● **SET EXERCISE**: Out of the lines in this data, how many include "object"? Give the number and nothing else.

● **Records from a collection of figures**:
--- start ---

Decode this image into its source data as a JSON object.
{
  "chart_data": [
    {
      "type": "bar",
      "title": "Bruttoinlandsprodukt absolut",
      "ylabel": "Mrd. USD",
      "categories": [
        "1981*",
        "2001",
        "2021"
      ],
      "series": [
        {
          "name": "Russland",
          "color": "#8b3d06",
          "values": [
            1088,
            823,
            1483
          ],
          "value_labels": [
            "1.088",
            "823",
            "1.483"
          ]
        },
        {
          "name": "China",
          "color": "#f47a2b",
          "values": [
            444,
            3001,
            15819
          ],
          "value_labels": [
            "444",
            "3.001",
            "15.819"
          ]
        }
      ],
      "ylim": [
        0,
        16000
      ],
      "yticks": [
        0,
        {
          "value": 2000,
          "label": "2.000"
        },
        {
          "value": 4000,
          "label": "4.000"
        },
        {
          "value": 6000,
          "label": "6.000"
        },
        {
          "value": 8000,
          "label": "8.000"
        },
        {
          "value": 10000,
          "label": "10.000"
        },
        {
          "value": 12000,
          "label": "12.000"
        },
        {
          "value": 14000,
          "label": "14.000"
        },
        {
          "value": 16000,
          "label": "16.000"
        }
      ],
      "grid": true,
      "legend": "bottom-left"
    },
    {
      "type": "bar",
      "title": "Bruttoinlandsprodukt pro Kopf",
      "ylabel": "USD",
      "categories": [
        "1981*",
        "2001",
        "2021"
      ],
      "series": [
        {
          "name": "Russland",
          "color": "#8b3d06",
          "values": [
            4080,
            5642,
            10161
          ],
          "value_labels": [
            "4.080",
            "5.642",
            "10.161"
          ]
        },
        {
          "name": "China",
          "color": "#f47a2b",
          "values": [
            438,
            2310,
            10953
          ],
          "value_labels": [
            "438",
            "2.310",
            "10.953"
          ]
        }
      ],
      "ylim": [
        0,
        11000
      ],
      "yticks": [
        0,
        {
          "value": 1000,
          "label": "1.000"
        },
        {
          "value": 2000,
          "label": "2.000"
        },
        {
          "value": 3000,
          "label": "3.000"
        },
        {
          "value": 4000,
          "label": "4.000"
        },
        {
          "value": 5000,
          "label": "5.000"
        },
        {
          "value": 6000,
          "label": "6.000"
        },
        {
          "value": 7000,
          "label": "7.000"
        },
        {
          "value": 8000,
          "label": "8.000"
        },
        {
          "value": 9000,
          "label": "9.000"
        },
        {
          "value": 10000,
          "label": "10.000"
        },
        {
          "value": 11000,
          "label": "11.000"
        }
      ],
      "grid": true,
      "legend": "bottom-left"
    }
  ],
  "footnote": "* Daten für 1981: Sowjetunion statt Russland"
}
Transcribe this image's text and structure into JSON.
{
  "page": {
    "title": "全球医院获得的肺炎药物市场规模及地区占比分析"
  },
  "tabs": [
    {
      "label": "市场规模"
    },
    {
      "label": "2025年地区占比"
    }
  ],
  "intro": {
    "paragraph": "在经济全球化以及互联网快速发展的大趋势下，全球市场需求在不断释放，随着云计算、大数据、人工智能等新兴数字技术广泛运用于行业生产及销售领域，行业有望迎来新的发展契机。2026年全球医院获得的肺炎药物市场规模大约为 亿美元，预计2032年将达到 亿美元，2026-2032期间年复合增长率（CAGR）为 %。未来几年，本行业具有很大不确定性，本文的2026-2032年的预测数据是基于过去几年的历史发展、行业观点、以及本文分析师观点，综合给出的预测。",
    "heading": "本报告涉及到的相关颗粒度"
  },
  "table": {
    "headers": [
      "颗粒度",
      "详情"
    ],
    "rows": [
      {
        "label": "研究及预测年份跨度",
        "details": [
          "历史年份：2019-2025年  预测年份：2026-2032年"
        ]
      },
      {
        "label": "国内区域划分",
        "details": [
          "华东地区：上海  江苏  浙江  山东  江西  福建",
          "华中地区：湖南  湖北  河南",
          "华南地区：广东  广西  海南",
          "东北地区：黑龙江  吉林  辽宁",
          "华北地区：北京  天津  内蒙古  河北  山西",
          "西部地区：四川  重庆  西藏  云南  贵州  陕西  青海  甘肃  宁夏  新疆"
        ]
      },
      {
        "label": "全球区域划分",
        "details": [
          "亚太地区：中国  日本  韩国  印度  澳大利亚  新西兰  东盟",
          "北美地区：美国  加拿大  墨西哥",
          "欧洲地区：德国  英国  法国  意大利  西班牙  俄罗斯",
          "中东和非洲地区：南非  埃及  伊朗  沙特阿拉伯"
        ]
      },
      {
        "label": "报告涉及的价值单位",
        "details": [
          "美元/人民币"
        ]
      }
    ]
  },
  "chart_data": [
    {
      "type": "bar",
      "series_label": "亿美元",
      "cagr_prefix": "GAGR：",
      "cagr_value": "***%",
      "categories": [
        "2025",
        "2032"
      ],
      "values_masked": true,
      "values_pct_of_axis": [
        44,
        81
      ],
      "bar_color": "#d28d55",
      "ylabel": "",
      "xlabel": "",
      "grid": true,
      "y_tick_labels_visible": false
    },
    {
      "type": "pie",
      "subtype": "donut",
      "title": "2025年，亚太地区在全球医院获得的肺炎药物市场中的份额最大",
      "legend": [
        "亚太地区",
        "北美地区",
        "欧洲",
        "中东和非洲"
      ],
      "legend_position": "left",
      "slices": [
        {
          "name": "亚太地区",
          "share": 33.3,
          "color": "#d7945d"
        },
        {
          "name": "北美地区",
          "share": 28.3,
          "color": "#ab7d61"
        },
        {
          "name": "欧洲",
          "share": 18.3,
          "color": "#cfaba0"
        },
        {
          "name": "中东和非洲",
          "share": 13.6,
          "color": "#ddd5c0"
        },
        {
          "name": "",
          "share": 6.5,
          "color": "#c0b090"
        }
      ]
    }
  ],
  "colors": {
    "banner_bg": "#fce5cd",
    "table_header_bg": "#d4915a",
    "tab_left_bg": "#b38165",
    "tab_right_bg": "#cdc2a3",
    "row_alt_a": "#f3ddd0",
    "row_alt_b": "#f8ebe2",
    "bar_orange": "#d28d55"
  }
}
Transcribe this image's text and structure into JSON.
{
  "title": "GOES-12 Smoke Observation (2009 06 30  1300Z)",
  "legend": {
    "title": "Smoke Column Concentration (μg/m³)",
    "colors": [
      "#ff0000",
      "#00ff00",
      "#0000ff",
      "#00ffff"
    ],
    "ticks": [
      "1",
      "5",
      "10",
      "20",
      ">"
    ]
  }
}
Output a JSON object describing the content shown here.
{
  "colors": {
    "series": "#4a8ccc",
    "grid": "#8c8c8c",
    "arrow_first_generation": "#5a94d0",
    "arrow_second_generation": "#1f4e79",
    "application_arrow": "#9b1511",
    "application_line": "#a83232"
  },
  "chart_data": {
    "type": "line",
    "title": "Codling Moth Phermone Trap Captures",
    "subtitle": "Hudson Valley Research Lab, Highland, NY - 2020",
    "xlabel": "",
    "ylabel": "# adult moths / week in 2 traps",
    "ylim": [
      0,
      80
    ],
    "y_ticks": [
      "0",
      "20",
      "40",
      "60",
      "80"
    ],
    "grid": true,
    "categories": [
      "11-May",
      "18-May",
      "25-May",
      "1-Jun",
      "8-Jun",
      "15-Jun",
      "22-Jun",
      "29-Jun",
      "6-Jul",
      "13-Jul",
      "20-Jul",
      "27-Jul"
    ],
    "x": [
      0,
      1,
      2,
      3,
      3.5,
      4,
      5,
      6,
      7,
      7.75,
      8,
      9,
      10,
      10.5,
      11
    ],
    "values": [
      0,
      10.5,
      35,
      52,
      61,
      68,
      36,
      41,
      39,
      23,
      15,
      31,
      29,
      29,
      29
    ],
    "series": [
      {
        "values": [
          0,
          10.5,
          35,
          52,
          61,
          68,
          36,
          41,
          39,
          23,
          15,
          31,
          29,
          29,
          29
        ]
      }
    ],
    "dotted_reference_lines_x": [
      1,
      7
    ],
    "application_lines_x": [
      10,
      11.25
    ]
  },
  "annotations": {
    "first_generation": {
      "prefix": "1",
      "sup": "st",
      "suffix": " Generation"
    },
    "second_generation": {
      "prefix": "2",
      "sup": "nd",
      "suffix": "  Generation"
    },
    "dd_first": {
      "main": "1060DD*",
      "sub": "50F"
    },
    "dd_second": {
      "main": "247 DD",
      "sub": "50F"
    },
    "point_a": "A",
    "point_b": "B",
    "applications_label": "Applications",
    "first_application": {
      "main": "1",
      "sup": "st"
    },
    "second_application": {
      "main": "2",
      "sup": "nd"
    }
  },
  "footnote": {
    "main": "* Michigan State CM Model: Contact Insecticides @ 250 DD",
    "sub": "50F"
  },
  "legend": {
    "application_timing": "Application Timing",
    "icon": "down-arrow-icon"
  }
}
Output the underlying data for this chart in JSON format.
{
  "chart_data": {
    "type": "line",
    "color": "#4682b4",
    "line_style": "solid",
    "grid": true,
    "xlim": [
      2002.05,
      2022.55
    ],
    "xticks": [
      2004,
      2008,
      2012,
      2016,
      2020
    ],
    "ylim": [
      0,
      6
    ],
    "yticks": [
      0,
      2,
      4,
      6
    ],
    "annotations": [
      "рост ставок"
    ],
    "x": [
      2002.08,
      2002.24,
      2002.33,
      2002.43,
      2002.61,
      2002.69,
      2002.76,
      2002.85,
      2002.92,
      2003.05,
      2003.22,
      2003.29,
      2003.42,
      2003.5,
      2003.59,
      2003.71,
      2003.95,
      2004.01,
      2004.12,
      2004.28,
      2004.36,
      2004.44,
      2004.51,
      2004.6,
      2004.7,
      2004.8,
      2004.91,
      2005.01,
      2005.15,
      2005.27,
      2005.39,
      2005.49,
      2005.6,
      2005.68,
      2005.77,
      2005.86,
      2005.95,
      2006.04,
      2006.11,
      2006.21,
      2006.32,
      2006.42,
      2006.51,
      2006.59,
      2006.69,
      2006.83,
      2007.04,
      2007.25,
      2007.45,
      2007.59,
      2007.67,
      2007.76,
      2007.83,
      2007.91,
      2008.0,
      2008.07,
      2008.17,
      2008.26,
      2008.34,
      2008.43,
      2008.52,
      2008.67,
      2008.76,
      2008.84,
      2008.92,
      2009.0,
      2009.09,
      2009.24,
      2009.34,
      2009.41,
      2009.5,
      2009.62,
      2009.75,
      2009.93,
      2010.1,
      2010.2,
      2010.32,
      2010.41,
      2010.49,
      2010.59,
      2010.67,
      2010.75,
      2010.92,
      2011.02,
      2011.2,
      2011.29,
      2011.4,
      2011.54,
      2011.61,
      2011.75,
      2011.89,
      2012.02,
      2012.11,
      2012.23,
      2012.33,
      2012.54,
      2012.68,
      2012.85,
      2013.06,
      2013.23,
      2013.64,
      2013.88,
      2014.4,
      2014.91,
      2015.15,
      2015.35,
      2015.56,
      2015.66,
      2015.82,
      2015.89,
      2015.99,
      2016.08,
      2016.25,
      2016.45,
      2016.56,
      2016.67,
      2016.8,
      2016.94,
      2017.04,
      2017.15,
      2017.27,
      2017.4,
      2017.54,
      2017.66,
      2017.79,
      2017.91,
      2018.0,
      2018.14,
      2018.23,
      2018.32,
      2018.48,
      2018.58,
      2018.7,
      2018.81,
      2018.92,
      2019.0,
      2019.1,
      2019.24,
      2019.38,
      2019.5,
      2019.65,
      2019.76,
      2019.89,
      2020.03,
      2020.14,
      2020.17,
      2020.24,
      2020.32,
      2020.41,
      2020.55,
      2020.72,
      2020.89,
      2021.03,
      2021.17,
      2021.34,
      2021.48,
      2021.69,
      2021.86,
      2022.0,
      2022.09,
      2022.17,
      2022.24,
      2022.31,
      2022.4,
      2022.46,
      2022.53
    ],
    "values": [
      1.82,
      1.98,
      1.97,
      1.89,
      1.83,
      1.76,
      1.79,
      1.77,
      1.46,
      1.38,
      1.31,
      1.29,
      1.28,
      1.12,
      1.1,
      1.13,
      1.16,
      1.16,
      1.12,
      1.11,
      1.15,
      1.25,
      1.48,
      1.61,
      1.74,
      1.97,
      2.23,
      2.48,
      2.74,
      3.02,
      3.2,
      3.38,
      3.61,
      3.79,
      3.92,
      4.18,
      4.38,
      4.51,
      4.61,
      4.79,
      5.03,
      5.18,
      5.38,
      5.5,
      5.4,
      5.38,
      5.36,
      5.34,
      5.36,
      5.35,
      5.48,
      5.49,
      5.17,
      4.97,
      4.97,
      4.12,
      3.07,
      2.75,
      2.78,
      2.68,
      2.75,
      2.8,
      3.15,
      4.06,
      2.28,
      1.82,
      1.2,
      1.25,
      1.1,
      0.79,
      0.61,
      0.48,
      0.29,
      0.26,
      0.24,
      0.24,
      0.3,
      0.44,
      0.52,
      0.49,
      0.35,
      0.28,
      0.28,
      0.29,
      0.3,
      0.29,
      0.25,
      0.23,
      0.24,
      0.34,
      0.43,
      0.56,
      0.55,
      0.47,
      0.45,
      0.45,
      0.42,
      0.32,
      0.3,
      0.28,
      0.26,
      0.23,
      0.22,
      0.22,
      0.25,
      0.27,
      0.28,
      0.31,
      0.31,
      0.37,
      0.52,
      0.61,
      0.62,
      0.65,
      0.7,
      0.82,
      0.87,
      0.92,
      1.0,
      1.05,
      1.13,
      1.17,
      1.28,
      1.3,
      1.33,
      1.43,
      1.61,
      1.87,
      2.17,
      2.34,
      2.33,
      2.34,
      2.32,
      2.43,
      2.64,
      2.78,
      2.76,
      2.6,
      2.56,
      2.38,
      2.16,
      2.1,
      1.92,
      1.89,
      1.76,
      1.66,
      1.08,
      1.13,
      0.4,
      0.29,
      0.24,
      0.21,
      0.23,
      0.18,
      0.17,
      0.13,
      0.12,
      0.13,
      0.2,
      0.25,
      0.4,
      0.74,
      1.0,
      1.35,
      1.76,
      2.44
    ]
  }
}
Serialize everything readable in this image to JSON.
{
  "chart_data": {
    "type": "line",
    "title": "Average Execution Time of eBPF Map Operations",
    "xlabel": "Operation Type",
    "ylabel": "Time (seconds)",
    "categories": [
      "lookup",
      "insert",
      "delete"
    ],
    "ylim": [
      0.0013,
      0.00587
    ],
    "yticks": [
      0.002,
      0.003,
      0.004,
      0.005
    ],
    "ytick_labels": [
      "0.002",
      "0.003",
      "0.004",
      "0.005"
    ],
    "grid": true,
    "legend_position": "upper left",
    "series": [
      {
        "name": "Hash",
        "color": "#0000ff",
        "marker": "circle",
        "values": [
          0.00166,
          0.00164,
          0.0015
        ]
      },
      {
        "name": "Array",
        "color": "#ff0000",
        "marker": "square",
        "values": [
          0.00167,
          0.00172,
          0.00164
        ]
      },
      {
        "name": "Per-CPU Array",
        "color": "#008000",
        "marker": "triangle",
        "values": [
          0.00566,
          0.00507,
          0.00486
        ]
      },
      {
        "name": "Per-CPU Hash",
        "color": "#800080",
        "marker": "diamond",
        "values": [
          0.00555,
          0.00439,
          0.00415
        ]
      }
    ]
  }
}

--- end ---

● **WRITTEN RESPONSE**: 2